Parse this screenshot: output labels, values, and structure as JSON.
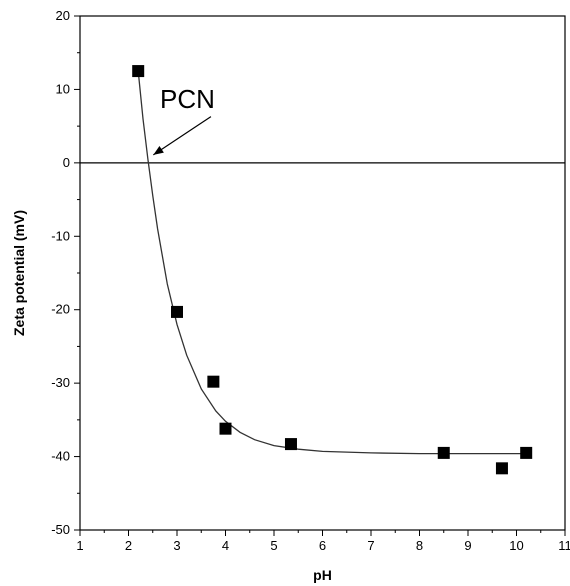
{
  "chart_data": {
    "type": "scatter",
    "title": "",
    "xlabel": "pH",
    "ylabel": "Zeta potential (mV)",
    "xlim": [
      1,
      11
    ],
    "ylim": [
      -50,
      20
    ],
    "xticks": [
      1,
      2,
      3,
      4,
      5,
      6,
      7,
      8,
      9,
      10,
      11
    ],
    "yticks": [
      20,
      10,
      0,
      -10,
      -20,
      -30,
      -40,
      -50
    ],
    "grid": false,
    "legend": false,
    "reference_line_y": 0,
    "marker": "square",
    "points": [
      {
        "x": 2.2,
        "y": 12.5
      },
      {
        "x": 3.0,
        "y": -20.3
      },
      {
        "x": 3.75,
        "y": -29.8
      },
      {
        "x": 4.0,
        "y": -36.2
      },
      {
        "x": 5.35,
        "y": -38.3
      },
      {
        "x": 8.5,
        "y": -39.5
      },
      {
        "x": 9.7,
        "y": -41.6
      },
      {
        "x": 10.2,
        "y": -39.5
      }
    ],
    "fit_curve": {
      "x": [
        2.2,
        2.3,
        2.4,
        2.5,
        2.6,
        2.8,
        3.0,
        3.2,
        3.5,
        3.8,
        4.0,
        4.3,
        4.6,
        5.0,
        5.5,
        6.0,
        7.0,
        8.0,
        9.0,
        10.2
      ],
      "y": [
        12.5,
        6.0,
        0.5,
        -4.5,
        -9.0,
        -16.5,
        -22.0,
        -26.2,
        -30.8,
        -33.8,
        -35.2,
        -36.7,
        -37.7,
        -38.5,
        -39.0,
        -39.3,
        -39.5,
        -39.6,
        -39.6,
        -39.6
      ]
    },
    "annotation": {
      "text": "PCN",
      "arrow_to": {
        "x": 2.45,
        "y": 0
      }
    }
  }
}
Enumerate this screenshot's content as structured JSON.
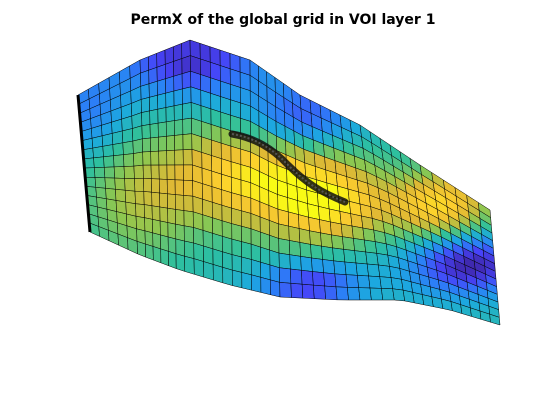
{
  "figure": {
    "title": "PermX of the global grid in VOI layer 1"
  }
}
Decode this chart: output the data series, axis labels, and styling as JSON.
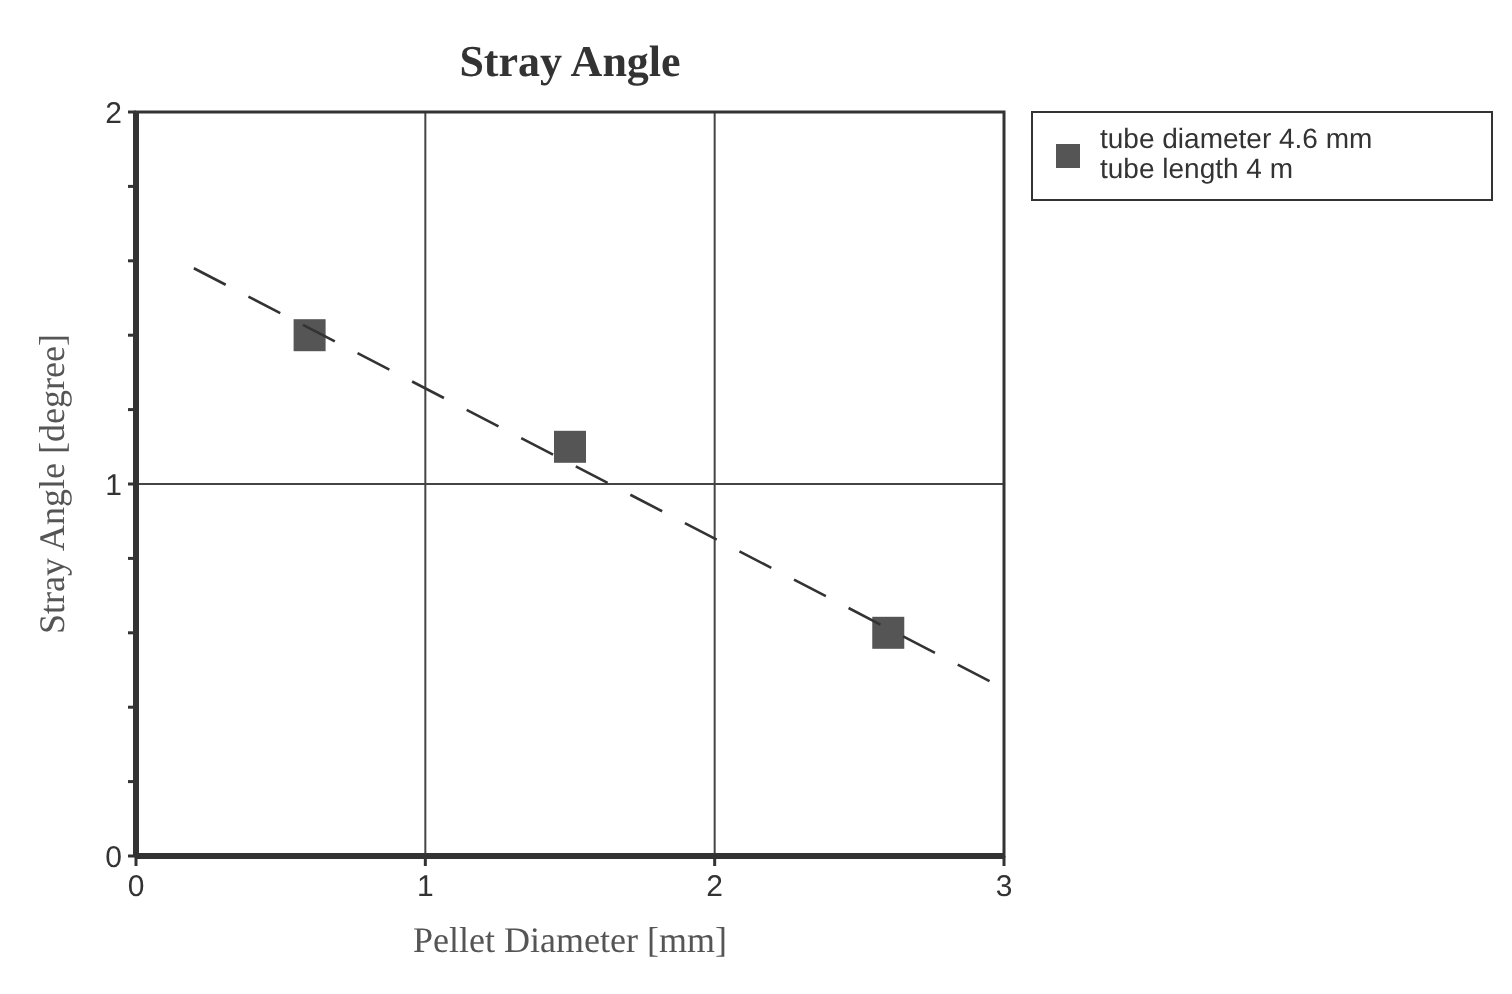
{
  "chart_data": {
    "type": "scatter",
    "title": "Stray Angle",
    "xlabel": "Pellet Diameter [mm]",
    "ylabel": "Stray Angle [degree]",
    "xlim": [
      0,
      3
    ],
    "ylim": [
      0,
      2
    ],
    "xticks": [
      0,
      1,
      2,
      3
    ],
    "yticks": [
      0,
      {
        "value": 0.2,
        "label": null
      },
      {
        "value": 0.4,
        "label": null
      },
      {
        "value": 0.6,
        "label": null
      },
      {
        "value": 0.8,
        "label": null
      },
      1,
      {
        "value": 1.2,
        "label": null
      },
      {
        "value": 1.4,
        "label": null
      },
      {
        "value": 1.6,
        "label": null
      },
      {
        "value": 1.8,
        "label": null
      },
      2
    ],
    "grid": true,
    "legend": "right",
    "marker": "square",
    "series": [
      {
        "name": "tube diameter 4.6 mm\ntube length 4 m",
        "color": "#555555",
        "x": [
          0.6,
          1.5,
          2.6
        ],
        "values": [
          1.4,
          1.1,
          0.6
        ]
      },
      {
        "type": "line",
        "color": "#333333",
        "line_style": "dashed",
        "marker": "none",
        "x": [
          0.2,
          2.95
        ],
        "values": [
          1.58,
          0.47
        ]
      }
    ]
  }
}
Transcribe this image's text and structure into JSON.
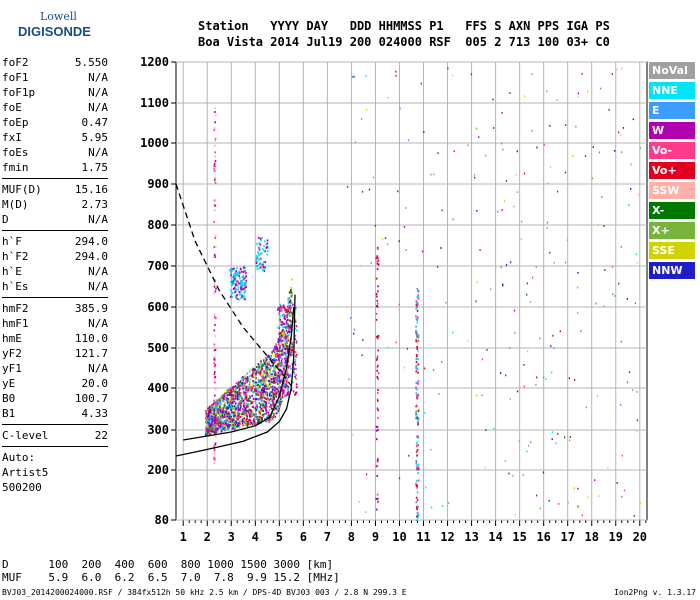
□ □ □ □
**REQUEST**
Write out exactly, and nothing more than, the lines of the entries above from the line containing "Decode this chart: output" through the final line; omit any pictures.

**EXERCISE OUTPUT**
Decode this chart: output the data series, axis labels, and styling as JSON.
{
  "chart_data": {
    "type": "scatter",
    "title": "Stray Angle",
    "xlabel": "Pellet Diameter [mm]",
    "ylabel": "Stray Angle [degree]",
    "xlim": [
      0,
      3
    ],
    "ylim": [
      0,
      2
    ],
    "xticks": [
      0,
      1,
      2,
      3
    ],
    "yticks": [
      0,
      {
        "value": 0.2,
        "label": null
      },
      {
        "value": 0.4,
        "label": null
      },
      {
        "value": 0.6,
        "label": null
      },
      {
        "value": 0.8,
        "label": null
      },
      1,
      {
        "value": 1.2,
        "label": null
      },
      {
        "value": 1.4,
        "label": null
      },
      {
        "value": 1.6,
        "label": null
      },
      {
        "value": 1.8,
        "label": null
      },
      2
    ],
    "grid": true,
    "legend": "right",
    "marker": "square",
    "series": [
      {
        "name": "tube diameter 4.6 mm\ntube length 4 m",
        "color": "#555555",
        "x": [
          0.6,
          1.5,
          2.6
        ],
        "values": [
          1.4,
          1.1,
          0.6
        ]
      },
      {
        "type": "line",
        "color": "#333333",
        "line_style": "dashed",
        "marker": "none",
        "x": [
          0.2,
          2.95
        ],
        "values": [
          1.58,
          0.47
        ]
      }
    ]
  }
}
Transcribe this image's text and structure into JSON.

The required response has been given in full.